- Type: Designated Marksman Rifle
- Place of origin: Indonesia

Production history
- Designer: Komodo Armament
- Manufacturer: Komodo Armament
- Produced: 2014 (?)–present

Specifications
- Mass: 4.1 kg (empty)
- Length: 950 mm fully extended
- Barrel length: 16.5 in (420 mm)
- Cartridge: 7.62×51mm NATO
- Caliber: 7.62mm
- Action: Semi auto only, gas-operated, direct gas impingement
- Rate of fire: 500 rpm
- Muzzle velocity: 830 m/s
- Effective firing range: 600 m
- Feed system: 30 round polymer magazine
- Sights: Iron sights, but optical sights are possible with the picatinny rail provision.

= Komodo Armament D7 PMR SA =

Komodo Armament D7 PMR SA is a semi-automatic designated marksman rifle produced by PT Komodo Armament Indonesia. The rifle is using 7.62x51 mm NATO ammunition. The abbreviation PMR SA stands for "Precision Marksman Rifle Single action".

It is also referred to as DMR semi auto D7, where the DMR stands for "Designated Marksman Rifle".
········
# Exercise 1
Using the text about the Komodo Armament D7 rifle, decide whether each statement agrees with it: (a) the rifle fires 7.62×51mm NATO ammunition; (b) it feeds from a 20 round magazine; (c) its effective firing range is 800 m. Answer yes or no for each and quote the deciding words.
# Exercise 2
Write a continuation of the text about the Komodo Armament D7 rifle, picking up after its final sentence.

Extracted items
········
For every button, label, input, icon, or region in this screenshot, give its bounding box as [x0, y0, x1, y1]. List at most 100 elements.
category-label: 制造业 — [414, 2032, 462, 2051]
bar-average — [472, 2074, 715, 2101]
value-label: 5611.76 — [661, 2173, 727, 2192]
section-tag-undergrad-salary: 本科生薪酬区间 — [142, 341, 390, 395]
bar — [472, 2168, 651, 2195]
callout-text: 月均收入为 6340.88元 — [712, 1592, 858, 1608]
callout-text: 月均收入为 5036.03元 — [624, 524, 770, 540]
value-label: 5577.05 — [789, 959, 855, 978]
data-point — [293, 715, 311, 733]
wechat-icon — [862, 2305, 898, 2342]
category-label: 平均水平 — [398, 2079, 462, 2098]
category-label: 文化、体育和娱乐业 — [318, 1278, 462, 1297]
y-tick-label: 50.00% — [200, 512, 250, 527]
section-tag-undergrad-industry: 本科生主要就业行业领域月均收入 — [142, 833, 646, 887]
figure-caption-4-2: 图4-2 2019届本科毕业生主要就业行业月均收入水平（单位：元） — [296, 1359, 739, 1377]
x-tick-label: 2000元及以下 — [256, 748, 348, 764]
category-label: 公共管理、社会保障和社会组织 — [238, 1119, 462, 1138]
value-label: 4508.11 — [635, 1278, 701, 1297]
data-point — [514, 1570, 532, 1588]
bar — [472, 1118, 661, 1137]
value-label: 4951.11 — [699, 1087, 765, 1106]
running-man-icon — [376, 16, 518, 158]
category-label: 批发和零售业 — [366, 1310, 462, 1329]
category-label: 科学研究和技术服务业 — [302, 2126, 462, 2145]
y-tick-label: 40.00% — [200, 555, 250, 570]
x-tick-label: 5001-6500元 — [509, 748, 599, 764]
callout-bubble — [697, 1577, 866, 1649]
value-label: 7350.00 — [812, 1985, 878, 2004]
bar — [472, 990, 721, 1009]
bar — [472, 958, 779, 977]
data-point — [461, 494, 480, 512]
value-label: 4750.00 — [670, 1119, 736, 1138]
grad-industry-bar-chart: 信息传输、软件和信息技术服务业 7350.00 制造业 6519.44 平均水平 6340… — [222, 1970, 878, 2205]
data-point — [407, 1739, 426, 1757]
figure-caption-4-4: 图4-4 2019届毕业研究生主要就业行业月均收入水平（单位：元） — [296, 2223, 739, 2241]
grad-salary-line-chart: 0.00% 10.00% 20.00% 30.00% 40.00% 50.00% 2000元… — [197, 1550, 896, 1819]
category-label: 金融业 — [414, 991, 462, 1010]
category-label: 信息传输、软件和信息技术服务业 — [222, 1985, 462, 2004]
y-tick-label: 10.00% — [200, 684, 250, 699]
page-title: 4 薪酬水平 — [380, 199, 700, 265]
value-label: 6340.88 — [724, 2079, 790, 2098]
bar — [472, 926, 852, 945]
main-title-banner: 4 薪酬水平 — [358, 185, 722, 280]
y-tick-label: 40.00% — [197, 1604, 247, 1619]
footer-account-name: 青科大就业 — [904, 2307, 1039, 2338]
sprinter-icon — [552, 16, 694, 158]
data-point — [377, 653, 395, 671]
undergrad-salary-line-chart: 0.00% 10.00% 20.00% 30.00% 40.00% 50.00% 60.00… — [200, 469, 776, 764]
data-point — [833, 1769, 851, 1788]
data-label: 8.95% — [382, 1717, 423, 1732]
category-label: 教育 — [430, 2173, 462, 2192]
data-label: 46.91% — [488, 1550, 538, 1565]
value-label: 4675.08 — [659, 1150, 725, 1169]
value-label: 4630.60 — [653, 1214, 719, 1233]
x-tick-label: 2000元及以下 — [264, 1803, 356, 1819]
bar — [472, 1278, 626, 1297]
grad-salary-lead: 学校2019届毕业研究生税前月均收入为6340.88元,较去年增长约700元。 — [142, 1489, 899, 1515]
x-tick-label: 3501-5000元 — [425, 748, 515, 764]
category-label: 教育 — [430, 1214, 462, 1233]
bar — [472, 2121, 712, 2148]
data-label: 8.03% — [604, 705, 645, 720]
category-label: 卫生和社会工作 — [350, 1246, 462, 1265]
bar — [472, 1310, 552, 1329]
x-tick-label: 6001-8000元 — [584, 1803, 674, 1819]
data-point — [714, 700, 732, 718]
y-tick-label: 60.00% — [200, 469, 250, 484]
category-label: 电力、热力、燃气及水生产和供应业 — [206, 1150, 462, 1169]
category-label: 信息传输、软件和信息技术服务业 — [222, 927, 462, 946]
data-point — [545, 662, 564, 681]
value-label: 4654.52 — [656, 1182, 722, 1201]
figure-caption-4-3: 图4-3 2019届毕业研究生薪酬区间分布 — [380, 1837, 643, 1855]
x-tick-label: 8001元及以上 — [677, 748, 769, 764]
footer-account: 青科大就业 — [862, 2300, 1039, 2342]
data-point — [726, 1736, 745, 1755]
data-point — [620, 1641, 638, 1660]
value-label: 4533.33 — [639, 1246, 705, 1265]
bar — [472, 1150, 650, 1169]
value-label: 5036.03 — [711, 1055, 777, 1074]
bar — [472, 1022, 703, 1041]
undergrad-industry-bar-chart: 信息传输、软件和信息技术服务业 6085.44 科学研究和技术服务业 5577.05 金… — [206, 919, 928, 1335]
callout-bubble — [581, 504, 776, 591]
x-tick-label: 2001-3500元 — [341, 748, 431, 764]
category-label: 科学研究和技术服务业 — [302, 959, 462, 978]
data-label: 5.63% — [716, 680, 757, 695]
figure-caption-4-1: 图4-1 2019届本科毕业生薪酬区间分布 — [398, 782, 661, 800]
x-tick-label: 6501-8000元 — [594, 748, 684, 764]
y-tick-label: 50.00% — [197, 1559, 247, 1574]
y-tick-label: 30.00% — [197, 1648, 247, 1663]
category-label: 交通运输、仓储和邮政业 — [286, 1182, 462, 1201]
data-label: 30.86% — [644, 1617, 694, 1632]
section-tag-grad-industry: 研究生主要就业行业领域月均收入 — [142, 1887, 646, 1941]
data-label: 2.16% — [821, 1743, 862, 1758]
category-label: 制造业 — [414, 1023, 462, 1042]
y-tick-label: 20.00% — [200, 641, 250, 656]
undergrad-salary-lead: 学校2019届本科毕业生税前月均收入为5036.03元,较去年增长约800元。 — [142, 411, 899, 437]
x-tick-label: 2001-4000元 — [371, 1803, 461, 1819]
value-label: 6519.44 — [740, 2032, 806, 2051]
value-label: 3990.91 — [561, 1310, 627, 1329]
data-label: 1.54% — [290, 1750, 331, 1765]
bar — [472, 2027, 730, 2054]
········
# Final answer 1
(a) Yes: "The rifle is using 7.62x51 mm NATO ammunition."
(b) No: "Feed system: 30 round polymer magazine"
(c) No: "Effective firing range: 600 m"

# Final answer 2
==Design==
Like other Komodo Armament rifles, D7 PMR SA rifle is manufactured using polymer material, with cerakote or hard anodize finish. Unlike the D5 assault rifle with gas and piston-driven operation, the D7 PMR SA is gas-operated only.

It has 2 picatinny rails at the 12 and 6 o'clock positions, but an additional 2 can be added at 9 and 3 o'clock using the rail integration system (RIS) on the hand guard. Like the D5, the barrel cover (hand guard) is made with several open cavities, making heat dissipation from the barrel faster. The barrel cover model is also designed to be lightweight but rigid. For the buttstock, D7 uses a polymer telescoping stock.

Polymer material is also used for the D7 PMR SA's 30-round magazines.